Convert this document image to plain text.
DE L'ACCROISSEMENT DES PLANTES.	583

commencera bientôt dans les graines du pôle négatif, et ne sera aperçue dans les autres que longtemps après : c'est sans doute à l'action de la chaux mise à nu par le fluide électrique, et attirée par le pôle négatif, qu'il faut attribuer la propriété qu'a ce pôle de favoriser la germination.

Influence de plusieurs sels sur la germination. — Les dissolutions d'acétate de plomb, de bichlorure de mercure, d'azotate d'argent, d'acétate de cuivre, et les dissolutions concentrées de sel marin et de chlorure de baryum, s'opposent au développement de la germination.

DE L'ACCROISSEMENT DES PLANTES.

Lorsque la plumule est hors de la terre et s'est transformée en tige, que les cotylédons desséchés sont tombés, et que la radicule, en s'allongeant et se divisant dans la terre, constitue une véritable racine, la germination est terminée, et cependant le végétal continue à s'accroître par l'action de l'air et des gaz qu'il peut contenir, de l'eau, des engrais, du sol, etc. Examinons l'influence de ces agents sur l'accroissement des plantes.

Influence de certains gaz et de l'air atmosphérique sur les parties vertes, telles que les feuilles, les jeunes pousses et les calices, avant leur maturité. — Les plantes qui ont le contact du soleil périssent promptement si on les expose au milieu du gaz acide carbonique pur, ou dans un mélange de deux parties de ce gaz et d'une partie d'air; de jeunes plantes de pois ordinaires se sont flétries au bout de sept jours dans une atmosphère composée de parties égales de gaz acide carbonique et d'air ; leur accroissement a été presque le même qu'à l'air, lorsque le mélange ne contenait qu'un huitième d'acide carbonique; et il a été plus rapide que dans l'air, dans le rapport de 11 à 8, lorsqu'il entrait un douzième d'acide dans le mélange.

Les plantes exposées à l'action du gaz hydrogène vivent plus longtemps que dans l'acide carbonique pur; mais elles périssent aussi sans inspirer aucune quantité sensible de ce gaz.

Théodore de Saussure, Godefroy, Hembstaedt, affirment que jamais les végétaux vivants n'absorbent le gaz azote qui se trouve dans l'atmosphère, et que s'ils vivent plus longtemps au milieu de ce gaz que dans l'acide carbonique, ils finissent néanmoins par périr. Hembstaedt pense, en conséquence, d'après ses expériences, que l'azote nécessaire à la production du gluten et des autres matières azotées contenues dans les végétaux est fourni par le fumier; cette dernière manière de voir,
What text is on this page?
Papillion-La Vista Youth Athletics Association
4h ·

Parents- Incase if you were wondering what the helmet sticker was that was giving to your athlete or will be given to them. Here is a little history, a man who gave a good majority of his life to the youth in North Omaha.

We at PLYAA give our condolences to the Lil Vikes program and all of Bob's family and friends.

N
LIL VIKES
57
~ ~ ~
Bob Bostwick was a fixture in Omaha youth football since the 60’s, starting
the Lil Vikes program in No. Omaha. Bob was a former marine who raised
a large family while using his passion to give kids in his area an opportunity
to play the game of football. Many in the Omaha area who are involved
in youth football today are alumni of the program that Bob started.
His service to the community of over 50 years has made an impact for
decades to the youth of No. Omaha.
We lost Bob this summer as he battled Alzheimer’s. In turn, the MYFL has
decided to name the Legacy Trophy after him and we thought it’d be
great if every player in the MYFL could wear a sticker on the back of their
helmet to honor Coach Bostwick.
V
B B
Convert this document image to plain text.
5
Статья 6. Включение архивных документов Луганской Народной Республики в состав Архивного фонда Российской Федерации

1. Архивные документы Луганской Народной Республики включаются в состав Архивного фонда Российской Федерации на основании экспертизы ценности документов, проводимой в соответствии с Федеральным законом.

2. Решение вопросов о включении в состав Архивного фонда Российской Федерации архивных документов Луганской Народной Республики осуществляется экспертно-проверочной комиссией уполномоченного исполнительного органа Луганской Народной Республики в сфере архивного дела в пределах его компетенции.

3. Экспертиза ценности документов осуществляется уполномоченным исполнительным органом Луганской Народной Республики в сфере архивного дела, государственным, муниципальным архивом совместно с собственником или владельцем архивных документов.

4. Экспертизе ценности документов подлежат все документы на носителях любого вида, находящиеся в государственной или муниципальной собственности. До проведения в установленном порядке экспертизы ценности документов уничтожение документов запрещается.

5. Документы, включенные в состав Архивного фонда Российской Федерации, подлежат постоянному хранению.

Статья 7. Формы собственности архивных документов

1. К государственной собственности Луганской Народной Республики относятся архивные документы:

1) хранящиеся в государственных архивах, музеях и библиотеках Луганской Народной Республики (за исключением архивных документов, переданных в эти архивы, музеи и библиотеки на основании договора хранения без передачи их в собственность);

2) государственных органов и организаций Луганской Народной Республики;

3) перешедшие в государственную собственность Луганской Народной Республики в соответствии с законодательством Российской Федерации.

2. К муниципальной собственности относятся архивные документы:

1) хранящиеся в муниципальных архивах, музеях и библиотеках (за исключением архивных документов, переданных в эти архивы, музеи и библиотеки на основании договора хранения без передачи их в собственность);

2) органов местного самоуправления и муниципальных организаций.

-*-*-

Copy each line of the entries that includes the word "Bostwick".

Bob Bostwick was a fixture in Omaha youth football since the 60’s, starting
helmet to honor Coach Bostwick.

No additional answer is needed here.